(Provided data):

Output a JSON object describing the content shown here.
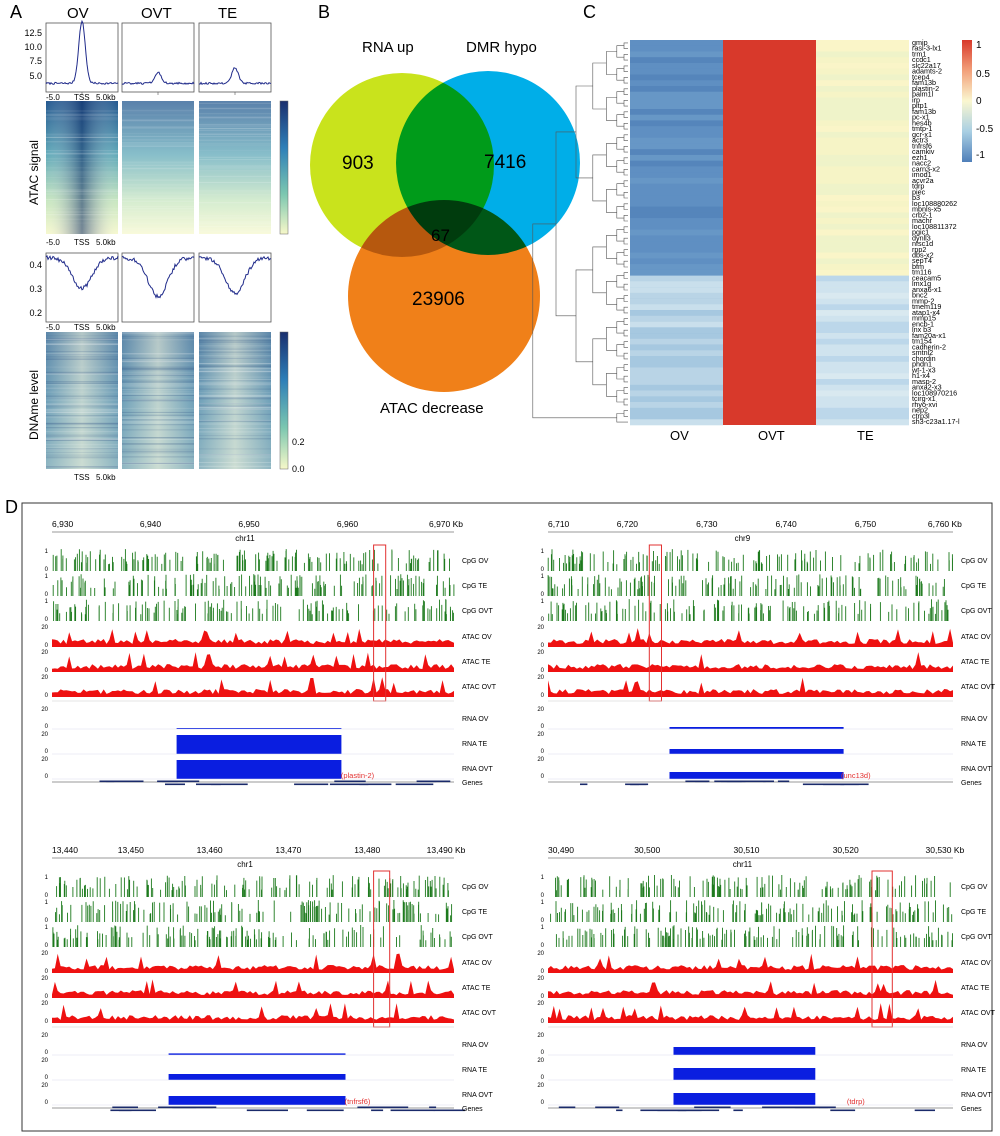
{
  "panels": {
    "a": "A",
    "b": "B",
    "c": "C",
    "d": "D"
  },
  "colors": {
    "venn_rna": "#c9e31c",
    "venn_dmr": "#00aee8",
    "venn_atac": "#f08019",
    "cpg": "#1d7a1d",
    "atac": "#ee1111",
    "rna": "#0a1ee0",
    "heat_low": "#4f7fb9",
    "heat_high": "#d8392b",
    "heat_mid": "#faf7d0",
    "box": "#e23030"
  },
  "panel_a": {
    "columns": [
      "OV",
      "OVT",
      "TE"
    ],
    "atac_profile_yticks": [
      "12.5",
      "10.0",
      "7.5",
      "5.0"
    ],
    "atac_profile_xticks": [
      "-5.0",
      "TSS",
      "5.0kb"
    ],
    "atac_heatmap_label": "ATAC signal",
    "atac_heatmap_xticks": [
      "-5.0",
      "TSS",
      "5.0kb"
    ],
    "dname_profile_yticks": [
      "0.4",
      "0.3",
      "0.2"
    ],
    "dname_profile_xticks": [
      "-5.0",
      "TSS",
      "5.0kb"
    ],
    "dname_heatmap_label": "DNAme level",
    "dname_heatmap_xticks": [
      "TSS",
      "5.0kb"
    ],
    "dname_colorbar_ticks": [
      "0.2",
      "0.0"
    ]
  },
  "panel_b": {
    "set_rna": "RNA up",
    "set_dmr": "DMR hypo",
    "set_atac": "ATAC decrease",
    "only_rna": "903",
    "only_dmr": "7416",
    "only_atac": "23906",
    "all_three": "67"
  },
  "panel_c": {
    "columns": [
      "OV",
      "OVT",
      "TE"
    ],
    "colorbar_ticks": [
      "1",
      "0.5",
      "0",
      "-0.5",
      "-1"
    ],
    "genes": [
      "gmip",
      "rasl-3-lx1",
      "trm1",
      "ccdc1",
      "slc22a17",
      "adamts-2",
      "tcep4",
      "fam13b",
      "plastin-2",
      "palm1l",
      "irp",
      "pitp1",
      "fam13b",
      "pc-x1",
      "hes4b",
      "tmtp-1",
      "gcr-x1",
      "actr3",
      "tnfrsf6",
      "camkiv",
      "ezh1",
      "nacc2",
      "carn3-x2",
      "imod1",
      "acvr2a",
      "tdrp",
      "piec",
      "b3",
      "loc108880262",
      "mbnls-x5",
      "crb2-1",
      "machr",
      "loc108811372",
      "pgic1",
      "dynll3",
      "nfsc1d",
      "rpp2",
      "dbs-x2",
      "sepT4",
      "bfm",
      "tm116",
      "ceacam5",
      "lmx1g",
      "anxa6-x1",
      "bnc2",
      "mmp-2",
      "tmem119",
      "atap1-x4",
      "mmp15",
      "encb-1",
      "lnx b3",
      "fam20a-x1",
      "tm154",
      "cadherin-2",
      "smtnl2",
      "chordin",
      "phdn1",
      "wt-1-x3",
      "h1-x4",
      "masp-2",
      "anxa2-x3",
      "loc108970216",
      "tcirg-x1",
      "rhyo-xvi",
      "nep2",
      "ctrp3l",
      "sh3-c23a1.17-l"
    ]
  },
  "panel_d": {
    "tracks": {
      "cpg": [
        "CpG OV",
        "CpG TE",
        "CpG OVT"
      ],
      "atac": [
        "ATAC OV",
        "ATAC TE",
        "ATAC OVT"
      ],
      "rna": [
        "RNA OV",
        "RNA TE",
        "RNA OVT"
      ],
      "genes": "Genes"
    },
    "scale": {
      "cpg_top": "1",
      "cpg_bottom": "0",
      "signal_top": "20",
      "signal_bottom": "0"
    },
    "loci": [
      {
        "chrom": "chr11",
        "ticks": [
          "6,930",
          "6,940",
          "6,950",
          "6,960",
          "6,970 Kb"
        ],
        "gene": "plastin-2",
        "hl_start": 0.8,
        "hl_width": 0.03,
        "rna": [
          0.0,
          0.95,
          0.95
        ],
        "rna_start": 0.31,
        "rna_end": 0.72,
        "seed": 11
      },
      {
        "chrom": "chr9",
        "ticks": [
          "6,710",
          "6,720",
          "6,730",
          "6,740",
          "6,750",
          "6,760 Kb"
        ],
        "gene": "unc13d",
        "hl_start": 0.25,
        "hl_width": 0.03,
        "rna": [
          0.1,
          0.25,
          0.35
        ],
        "rna_start": 0.3,
        "rna_end": 0.73,
        "seed": 23
      },
      {
        "chrom": "chr1",
        "ticks": [
          "13,440",
          "13,450",
          "13,460",
          "13,470",
          "13,480",
          "13,490 Kb"
        ],
        "gene": "tnfrsf6",
        "hl_start": 0.8,
        "hl_width": 0.04,
        "rna": [
          0.08,
          0.3,
          0.45
        ],
        "rna_start": 0.29,
        "rna_end": 0.73,
        "seed": 37
      },
      {
        "chrom": "chr11",
        "ticks": [
          "30,490",
          "30,500",
          "30,510",
          "30,520",
          "30,530 Kb"
        ],
        "gene": "tdrp",
        "hl_start": 0.8,
        "hl_width": 0.05,
        "rna": [
          0.4,
          0.6,
          0.6
        ],
        "rna_start": 0.31,
        "rna_end": 0.66,
        "seed": 53
      }
    ]
  }
}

(Aim of the exercise): Write the listing above out again exactly, but not the images it holds.

(Response to this task):
Output a JSON object describing the content shown here.
{
  "panels": {
    "a": "A",
    "b": "B",
    "c": "C",
    "d": "D"
  },
  "colors": {
    "venn_rna": "#c9e31c",
    "venn_dmr": "#00aee8",
    "venn_atac": "#f08019",
    "cpg": "#1d7a1d",
    "atac": "#ee1111",
    "rna": "#0a1ee0",
    "heat_low": "#4f7fb9",
    "heat_high": "#d8392b",
    "heat_mid": "#faf7d0",
    "box": "#e23030"
  },
  "panel_a": {
    "columns": [
      "OV",
      "OVT",
      "TE"
    ],
    "atac_profile_yticks": [
      "12.5",
      "10.0",
      "7.5",
      "5.0"
    ],
    "atac_profile_xticks": [
      "-5.0",
      "TSS",
      "5.0kb"
    ],
    "atac_heatmap_label": "ATAC signal",
    "atac_heatmap_xticks": [
      "-5.0",
      "TSS",
      "5.0kb"
    ],
    "dname_profile_yticks": [
      "0.4",
      "0.3",
      "0.2"
    ],
    "dname_profile_xticks": [
      "-5.0",
      "TSS",
      "5.0kb"
    ],
    "dname_heatmap_label": "DNAme level",
    "dname_heatmap_xticks": [
      "TSS",
      "5.0kb"
    ],
    "dname_colorbar_ticks": [
      "0.2",
      "0.0"
    ]
  },
  "panel_b": {
    "set_rna": "RNA up",
    "set_dmr": "DMR hypo",
    "set_atac": "ATAC decrease",
    "only_rna": "903",
    "only_dmr": "7416",
    "only_atac": "23906",
    "all_three": "67"
  },
  "panel_c": {
    "columns": [
      "OV",
      "OVT",
      "TE"
    ],
    "colorbar_ticks": [
      "1",
      "0.5",
      "0",
      "-0.5",
      "-1"
    ],
    "genes": [
      "gmip",
      "rasl-3-lx1",
      "trm1",
      "ccdc1",
      "slc22a17",
      "adamts-2",
      "tcep4",
      "fam13b",
      "plastin-2",
      "palm1l",
      "irp",
      "pitp1",
      "fam13b",
      "pc-x1",
      "hes4b",
      "tmtp-1",
      "gcr-x1",
      "actr3",
      "tnfrsf6",
      "camkiv",
      "ezh1",
      "nacc2",
      "carn3-x2",
      "imod1",
      "acvr2a",
      "tdrp",
      "piec",
      "b3",
      "loc108880262",
      "mbnls-x5",
      "crb2-1",
      "machr",
      "loc108811372",
      "pgic1",
      "dynll3",
      "nfsc1d",
      "rpp2",
      "dbs-x2",
      "sepT4",
      "bfm",
      "tm116",
      "ceacam5",
      "lmx1g",
      "anxa6-x1",
      "bnc2",
      "mmp-2",
      "tmem119",
      "atap1-x4",
      "mmp15",
      "encb-1",
      "lnx b3",
      "fam20a-x1",
      "tm154",
      "cadherin-2",
      "smtnl2",
      "chordin",
      "phdn1",
      "wt-1-x3",
      "h1-x4",
      "masp-2",
      "anxa2-x3",
      "loc108970216",
      "tcirg-x1",
      "rhyo-xvi",
      "nep2",
      "ctrp3l",
      "sh3-c23a1.17-l"
    ]
  },
  "panel_d": {
    "tracks": {
      "cpg": [
        "CpG OV",
        "CpG TE",
        "CpG OVT"
      ],
      "atac": [
        "ATAC OV",
        "ATAC TE",
        "ATAC OVT"
      ],
      "rna": [
        "RNA OV",
        "RNA TE",
        "RNA OVT"
      ],
      "genes": "Genes"
    },
    "scale": {
      "cpg_top": "1",
      "cpg_bottom": "0",
      "signal_top": "20",
      "signal_bottom": "0"
    },
    "loci": [
      {
        "chrom": "chr11",
        "ticks": [
          "6,930",
          "6,940",
          "6,950",
          "6,960",
          "6,970 Kb"
        ],
        "gene": "plastin-2",
        "hl_start": 0.8,
        "hl_width": 0.03,
        "rna": [
          0.0,
          0.95,
          0.95
        ],
        "rna_start": 0.31,
        "rna_end": 0.72,
        "seed": 11
      },
      {
        "chrom": "chr9",
        "ticks": [
          "6,710",
          "6,720",
          "6,730",
          "6,740",
          "6,750",
          "6,760 Kb"
        ],
        "gene": "unc13d",
        "hl_start": 0.25,
        "hl_width": 0.03,
        "rna": [
          0.1,
          0.25,
          0.35
        ],
        "rna_start": 0.3,
        "rna_end": 0.73,
        "seed": 23
      },
      {
        "chrom": "chr1",
        "ticks": [
          "13,440",
          "13,450",
          "13,460",
          "13,470",
          "13,480",
          "13,490 Kb"
        ],
        "gene": "tnfrsf6",
        "hl_start": 0.8,
        "hl_width": 0.04,
        "rna": [
          0.08,
          0.3,
          0.45
        ],
        "rna_start": 0.29,
        "rna_end": 0.73,
        "seed": 37
      },
      {
        "chrom": "chr11",
        "ticks": [
          "30,490",
          "30,500",
          "30,510",
          "30,520",
          "30,530 Kb"
        ],
        "gene": "tdrp",
        "hl_start": 0.8,
        "hl_width": 0.05,
        "rna": [
          0.4,
          0.6,
          0.6
        ],
        "rna_start": 0.31,
        "rna_end": 0.66,
        "seed": 53
      }
    ]
  }
}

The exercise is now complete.